- Born: Abraham Markham Gelbart December 2, 1911 Paterson, New Jersey, U.S.
- Died: September 7, 1994 (aged 82)
- Education: Dalhousie University (BA) Massachusetts Institute of Technology (PhD)
- Years active: 1943–1992
- Children: 1, including Stephen Gelbart
- Relatives: Charles Fefferman (nephew)

= Abe Gelbart =

American mathematician (1911–1994)

Abraham Markham Gelbart (December 2, 1911 – September 7, 1994) was an American mathematician, the founding dean of the Belfer Graduate School of Science at Yeshiva University and the namesake of the International Research Institute for Mathematical Sciences at Bar-Ilan University in Ramat Gan, Israel.

-------

Problems to work on:
**1.** Reproduce everything in the Abe Gelbart passage from "- Education: Dalhousie" down to "Charles Fefferman (nephew)".
**2.** Carry on the Abe Gelbart biography from where it stops.

-------

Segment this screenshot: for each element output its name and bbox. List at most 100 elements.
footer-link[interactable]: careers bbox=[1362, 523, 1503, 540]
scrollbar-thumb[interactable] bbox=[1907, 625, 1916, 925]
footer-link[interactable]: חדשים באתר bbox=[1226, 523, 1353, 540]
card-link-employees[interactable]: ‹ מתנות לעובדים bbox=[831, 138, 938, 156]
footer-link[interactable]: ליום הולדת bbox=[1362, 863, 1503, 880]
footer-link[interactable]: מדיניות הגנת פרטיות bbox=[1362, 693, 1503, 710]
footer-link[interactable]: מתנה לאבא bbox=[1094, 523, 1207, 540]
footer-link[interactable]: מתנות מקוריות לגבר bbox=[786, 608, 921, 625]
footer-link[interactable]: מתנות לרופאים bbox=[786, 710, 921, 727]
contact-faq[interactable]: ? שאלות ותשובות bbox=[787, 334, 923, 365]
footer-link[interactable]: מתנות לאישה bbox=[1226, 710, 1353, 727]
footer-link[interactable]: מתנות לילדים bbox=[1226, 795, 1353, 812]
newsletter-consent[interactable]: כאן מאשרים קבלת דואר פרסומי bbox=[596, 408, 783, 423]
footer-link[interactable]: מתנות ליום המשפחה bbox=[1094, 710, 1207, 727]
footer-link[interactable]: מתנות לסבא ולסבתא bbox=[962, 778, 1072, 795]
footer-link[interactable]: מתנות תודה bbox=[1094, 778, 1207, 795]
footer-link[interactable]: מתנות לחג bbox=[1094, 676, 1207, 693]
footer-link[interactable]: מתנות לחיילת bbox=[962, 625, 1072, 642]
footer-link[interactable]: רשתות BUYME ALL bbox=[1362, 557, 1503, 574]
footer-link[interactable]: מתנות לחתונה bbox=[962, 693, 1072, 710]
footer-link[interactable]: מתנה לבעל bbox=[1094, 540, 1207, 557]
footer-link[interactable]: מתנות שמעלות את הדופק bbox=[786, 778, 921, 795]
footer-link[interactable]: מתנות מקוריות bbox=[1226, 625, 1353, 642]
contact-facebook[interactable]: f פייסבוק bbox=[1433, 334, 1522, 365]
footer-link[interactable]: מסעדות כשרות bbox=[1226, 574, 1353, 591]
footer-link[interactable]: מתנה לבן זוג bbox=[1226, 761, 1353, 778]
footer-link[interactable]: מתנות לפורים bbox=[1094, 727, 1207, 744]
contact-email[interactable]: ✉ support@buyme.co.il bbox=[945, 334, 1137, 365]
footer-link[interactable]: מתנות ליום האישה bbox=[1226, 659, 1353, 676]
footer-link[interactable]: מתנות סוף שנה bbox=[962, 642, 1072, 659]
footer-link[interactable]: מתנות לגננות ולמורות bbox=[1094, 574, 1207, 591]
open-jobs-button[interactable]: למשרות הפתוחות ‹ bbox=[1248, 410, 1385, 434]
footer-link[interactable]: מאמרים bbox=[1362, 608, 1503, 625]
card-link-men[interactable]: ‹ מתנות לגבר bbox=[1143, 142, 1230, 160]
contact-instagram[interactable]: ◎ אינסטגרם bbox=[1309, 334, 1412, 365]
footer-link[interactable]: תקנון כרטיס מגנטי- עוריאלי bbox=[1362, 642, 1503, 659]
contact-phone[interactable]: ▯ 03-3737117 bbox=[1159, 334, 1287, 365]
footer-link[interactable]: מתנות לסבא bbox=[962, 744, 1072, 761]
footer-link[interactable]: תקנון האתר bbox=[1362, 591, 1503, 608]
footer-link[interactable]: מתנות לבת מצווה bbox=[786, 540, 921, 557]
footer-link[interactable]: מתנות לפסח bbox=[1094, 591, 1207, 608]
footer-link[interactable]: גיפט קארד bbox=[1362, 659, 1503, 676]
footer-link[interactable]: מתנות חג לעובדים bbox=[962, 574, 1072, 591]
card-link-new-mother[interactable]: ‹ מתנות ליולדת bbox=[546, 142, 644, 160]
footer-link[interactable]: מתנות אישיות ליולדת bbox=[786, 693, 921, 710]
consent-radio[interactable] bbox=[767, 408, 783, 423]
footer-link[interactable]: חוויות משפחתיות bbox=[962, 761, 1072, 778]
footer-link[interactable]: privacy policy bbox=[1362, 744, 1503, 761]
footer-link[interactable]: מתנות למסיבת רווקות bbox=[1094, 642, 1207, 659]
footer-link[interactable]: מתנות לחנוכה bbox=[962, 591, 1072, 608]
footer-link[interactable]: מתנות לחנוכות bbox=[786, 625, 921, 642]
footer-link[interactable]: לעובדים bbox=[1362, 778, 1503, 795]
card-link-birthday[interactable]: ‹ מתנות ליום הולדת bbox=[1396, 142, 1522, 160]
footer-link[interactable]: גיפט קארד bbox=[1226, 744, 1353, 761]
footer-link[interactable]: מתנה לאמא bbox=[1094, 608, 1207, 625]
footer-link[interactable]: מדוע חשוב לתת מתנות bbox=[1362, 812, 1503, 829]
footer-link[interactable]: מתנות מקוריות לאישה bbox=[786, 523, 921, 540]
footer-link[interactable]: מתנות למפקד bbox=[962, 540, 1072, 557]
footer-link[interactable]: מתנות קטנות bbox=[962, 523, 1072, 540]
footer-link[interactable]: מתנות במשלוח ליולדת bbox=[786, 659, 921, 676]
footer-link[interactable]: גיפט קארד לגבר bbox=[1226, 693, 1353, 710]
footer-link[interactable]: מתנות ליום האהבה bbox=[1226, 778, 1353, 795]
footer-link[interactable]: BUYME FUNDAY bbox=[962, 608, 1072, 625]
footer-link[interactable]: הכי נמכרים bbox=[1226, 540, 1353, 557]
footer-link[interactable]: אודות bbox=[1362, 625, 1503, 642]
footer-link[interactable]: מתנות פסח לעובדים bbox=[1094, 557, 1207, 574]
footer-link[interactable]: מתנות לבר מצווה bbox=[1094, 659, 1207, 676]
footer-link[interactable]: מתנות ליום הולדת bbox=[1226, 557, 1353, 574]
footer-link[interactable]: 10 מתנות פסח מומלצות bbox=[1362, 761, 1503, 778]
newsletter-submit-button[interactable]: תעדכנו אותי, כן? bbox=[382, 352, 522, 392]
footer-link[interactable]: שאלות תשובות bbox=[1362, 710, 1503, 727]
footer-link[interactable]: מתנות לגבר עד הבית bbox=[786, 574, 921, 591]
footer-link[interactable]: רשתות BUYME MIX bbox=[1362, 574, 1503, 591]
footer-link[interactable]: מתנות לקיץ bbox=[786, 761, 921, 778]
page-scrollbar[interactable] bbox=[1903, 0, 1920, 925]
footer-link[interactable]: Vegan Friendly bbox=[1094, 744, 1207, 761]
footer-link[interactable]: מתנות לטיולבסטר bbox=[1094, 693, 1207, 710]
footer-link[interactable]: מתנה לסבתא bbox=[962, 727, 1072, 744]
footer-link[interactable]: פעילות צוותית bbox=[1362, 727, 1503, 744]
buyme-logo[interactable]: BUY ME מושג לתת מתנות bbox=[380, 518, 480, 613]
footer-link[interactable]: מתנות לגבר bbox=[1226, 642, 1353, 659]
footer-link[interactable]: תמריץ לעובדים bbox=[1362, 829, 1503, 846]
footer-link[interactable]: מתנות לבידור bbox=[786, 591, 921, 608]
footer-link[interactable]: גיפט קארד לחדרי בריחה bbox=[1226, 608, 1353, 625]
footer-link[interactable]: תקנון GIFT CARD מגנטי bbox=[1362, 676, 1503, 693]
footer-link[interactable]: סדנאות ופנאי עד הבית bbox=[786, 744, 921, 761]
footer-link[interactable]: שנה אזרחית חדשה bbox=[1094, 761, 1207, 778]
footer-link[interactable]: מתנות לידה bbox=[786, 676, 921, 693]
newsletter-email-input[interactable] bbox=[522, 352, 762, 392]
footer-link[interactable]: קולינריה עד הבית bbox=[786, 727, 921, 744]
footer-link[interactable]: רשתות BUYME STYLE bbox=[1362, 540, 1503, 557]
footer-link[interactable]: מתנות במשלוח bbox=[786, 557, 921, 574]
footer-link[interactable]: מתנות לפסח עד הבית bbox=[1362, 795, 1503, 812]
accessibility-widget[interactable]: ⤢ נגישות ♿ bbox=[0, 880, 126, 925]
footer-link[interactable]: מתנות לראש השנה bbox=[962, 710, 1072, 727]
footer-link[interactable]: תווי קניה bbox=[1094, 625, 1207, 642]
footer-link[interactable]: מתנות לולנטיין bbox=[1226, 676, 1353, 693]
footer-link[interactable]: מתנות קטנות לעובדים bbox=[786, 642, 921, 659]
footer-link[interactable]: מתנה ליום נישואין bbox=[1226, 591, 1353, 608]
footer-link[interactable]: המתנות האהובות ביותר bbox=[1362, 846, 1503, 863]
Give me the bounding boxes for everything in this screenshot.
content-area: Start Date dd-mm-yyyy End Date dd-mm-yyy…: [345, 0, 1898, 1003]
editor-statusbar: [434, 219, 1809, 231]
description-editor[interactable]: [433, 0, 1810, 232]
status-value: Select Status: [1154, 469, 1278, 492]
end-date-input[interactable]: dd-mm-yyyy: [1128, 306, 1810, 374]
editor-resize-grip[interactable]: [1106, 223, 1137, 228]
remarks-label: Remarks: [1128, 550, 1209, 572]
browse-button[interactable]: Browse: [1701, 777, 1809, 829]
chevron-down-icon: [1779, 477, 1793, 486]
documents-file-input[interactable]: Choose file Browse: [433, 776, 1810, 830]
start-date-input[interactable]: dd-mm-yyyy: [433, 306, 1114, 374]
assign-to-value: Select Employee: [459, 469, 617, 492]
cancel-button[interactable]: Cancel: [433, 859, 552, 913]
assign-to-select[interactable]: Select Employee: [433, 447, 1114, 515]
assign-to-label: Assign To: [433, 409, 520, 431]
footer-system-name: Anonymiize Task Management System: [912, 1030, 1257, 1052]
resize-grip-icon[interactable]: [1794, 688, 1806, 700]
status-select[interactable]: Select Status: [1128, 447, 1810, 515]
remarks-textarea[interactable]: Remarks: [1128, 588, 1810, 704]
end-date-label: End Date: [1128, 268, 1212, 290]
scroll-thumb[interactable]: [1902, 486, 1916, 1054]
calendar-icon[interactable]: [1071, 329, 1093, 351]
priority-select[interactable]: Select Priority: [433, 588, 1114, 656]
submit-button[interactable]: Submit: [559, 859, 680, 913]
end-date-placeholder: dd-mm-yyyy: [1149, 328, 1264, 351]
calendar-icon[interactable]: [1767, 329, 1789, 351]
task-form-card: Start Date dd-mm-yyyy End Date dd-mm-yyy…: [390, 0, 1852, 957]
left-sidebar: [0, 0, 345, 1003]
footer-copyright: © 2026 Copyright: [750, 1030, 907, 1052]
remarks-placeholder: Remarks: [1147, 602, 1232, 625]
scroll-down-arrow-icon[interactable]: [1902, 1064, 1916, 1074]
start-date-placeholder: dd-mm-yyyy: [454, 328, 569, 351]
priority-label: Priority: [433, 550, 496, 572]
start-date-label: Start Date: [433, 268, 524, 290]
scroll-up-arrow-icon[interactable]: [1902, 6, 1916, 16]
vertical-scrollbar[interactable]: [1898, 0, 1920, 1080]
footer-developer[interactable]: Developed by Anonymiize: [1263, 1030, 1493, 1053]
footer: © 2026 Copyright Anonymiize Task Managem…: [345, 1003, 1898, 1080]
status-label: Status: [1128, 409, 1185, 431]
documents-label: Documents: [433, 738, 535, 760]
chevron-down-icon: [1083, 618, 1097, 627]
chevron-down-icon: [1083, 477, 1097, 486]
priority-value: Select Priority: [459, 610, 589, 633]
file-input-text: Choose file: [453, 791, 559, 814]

-------

Responses by task:
**1.**
- Education: Dalhousie University (BA) Massachusetts Institute of Technology (PhD)
- Years active: 1943–1992
- Children: 1, including Stephen Gelbart
- Relatives: Charles Fefferman (nephew)

**2.**
==Biography==
Gelbart was born to a Polish immigrant family in Paterson, New Jersey. He dropped out of high school at age 14, but studied mathematics at the New York Public Library, where he came under the mentorship of Yeshiva mathematician Jekuthiel Ginsburg. Despite not having a high school diploma, he was accepted to Dalhousie University at age 23, and earned a bachelor's degree there in 1938. He did his graduate studies at the Massachusetts Institute of Technology, earning a doctorate in 1940 under the supervision of Norbert Wiener.

After taking non-tenure-track positions at North Carolina State College, Brown University, and NASA's Langley Research Center, Gelbart took a faculty position at Syracuse University in 1943. He remained there until 1958, when he moved to Yeshiva, taking the position and the editorship of Scripta Mathematica both formerly held by his mentor Ginsburg. He retired from Yeshiva in 1979, and took a position as Distinguished Professor at Bard College, where he remained until 1992. He was also a trustee of Bar-Ilan university. His doctoral students include Robert Finn. Gelbart died from complications following cardiovascular surgery.

==Mathematics==
With Lipman Bers, Gelbart founded the theory of pseudoanalytic functions in fluid dynamics.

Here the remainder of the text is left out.